### Goal of the exercise
Find each line with the string "JSON" and report it.

### Data to process
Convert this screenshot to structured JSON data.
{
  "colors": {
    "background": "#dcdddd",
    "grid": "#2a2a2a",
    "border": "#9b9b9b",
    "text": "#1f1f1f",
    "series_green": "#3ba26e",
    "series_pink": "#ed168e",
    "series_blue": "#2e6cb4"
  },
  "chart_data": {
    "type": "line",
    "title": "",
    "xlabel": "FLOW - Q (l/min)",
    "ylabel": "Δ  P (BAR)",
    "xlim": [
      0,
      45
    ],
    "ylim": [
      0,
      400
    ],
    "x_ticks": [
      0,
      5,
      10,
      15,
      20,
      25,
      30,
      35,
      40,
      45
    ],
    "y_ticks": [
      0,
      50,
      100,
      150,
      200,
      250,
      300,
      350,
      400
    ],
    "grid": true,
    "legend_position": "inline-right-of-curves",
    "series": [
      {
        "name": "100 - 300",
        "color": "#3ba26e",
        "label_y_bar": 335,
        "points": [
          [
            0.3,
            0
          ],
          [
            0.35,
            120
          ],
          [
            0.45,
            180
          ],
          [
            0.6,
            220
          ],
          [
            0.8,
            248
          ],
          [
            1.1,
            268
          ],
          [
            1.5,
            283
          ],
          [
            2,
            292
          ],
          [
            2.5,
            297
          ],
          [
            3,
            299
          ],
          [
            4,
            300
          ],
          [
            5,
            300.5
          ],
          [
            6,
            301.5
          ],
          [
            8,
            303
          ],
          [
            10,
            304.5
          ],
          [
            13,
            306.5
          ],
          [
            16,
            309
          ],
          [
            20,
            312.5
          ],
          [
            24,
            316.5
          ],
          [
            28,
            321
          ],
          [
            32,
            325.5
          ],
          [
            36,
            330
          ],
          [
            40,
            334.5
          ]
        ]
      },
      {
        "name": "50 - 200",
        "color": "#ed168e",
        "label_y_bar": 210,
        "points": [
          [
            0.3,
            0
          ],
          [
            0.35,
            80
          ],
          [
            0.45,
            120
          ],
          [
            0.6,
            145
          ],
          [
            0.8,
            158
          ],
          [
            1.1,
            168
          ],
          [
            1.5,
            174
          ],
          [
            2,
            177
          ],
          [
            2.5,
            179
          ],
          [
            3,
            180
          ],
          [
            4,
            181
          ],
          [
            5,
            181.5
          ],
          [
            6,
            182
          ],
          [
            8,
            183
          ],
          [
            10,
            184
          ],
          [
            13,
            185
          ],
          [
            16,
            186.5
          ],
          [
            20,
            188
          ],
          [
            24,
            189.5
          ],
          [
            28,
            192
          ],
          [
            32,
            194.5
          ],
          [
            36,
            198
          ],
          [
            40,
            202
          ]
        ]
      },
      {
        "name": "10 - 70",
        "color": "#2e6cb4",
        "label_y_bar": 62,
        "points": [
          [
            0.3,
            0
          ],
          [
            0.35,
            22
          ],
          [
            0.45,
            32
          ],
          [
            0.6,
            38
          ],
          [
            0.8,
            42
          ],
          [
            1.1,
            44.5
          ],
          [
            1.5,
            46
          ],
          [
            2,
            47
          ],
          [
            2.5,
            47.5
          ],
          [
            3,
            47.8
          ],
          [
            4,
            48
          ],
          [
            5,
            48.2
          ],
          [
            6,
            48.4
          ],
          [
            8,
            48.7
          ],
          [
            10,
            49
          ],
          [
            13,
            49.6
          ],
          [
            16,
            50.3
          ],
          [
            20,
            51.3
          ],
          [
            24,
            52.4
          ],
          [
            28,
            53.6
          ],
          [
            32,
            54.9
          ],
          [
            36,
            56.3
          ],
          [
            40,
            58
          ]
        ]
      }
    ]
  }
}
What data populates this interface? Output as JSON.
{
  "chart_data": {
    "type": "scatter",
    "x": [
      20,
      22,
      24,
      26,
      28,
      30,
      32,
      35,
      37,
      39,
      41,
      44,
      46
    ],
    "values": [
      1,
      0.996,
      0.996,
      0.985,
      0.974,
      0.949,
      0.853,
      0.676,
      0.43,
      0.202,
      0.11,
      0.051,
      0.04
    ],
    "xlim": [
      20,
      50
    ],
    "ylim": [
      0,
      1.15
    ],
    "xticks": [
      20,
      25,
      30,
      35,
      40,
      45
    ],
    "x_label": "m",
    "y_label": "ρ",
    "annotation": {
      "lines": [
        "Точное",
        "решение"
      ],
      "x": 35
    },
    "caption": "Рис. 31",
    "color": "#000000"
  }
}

### Expected output
Convert this screenshot to structured JSON data.
What data populates this interface? Output as JSON.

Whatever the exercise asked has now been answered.